**To be done**
Using the data below, gather each line that includes the word "expected".

============

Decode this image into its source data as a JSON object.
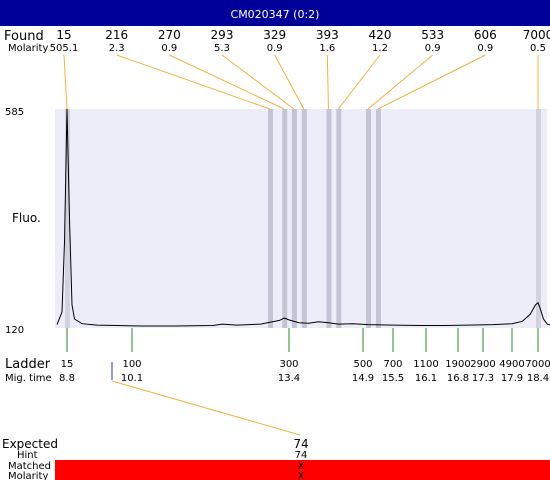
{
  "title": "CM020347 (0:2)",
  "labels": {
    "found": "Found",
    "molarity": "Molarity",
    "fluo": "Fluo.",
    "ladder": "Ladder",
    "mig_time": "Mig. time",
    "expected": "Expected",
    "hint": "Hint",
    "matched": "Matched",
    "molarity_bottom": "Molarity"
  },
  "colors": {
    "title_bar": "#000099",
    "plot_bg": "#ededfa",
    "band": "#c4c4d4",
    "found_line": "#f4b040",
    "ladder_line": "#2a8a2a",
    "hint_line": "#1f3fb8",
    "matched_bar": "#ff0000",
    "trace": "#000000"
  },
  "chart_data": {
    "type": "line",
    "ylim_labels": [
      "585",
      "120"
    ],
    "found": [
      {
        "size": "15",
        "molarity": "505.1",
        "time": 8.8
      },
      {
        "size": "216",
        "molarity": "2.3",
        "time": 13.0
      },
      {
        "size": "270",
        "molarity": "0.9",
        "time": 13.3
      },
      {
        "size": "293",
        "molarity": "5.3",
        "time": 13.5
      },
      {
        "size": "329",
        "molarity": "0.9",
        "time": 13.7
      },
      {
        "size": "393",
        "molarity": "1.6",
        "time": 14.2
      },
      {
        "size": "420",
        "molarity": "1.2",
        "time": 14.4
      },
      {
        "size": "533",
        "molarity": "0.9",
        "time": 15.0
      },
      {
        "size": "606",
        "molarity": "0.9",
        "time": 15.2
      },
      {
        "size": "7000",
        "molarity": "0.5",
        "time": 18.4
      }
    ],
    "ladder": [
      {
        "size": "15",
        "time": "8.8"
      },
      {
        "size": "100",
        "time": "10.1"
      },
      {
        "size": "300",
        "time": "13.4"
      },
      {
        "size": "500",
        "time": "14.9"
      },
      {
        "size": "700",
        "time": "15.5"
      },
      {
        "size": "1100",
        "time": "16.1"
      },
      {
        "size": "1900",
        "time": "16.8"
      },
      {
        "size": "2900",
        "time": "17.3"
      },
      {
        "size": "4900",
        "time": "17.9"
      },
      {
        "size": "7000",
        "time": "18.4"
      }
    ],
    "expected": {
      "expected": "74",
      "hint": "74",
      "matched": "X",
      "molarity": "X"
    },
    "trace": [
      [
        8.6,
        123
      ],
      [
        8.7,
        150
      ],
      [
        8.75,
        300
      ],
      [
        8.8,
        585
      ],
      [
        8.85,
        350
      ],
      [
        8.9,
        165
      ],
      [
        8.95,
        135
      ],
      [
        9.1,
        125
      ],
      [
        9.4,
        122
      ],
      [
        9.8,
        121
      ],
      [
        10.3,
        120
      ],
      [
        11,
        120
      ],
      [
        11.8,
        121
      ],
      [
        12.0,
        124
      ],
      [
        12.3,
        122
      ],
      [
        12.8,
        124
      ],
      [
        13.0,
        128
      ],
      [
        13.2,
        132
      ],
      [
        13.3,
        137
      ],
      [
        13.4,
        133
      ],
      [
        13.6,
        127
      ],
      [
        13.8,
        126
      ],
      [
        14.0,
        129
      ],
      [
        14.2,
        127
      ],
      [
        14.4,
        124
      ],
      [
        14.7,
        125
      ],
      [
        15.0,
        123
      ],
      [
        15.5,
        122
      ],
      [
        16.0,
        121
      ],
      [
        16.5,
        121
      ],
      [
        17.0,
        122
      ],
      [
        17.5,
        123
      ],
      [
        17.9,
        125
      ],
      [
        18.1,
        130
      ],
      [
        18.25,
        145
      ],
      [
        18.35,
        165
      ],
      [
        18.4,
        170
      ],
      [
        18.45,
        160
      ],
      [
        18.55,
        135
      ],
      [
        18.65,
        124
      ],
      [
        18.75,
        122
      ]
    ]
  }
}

============

**Result below**
    "expected": "Expected",
    "expected": {
      "expected": "74",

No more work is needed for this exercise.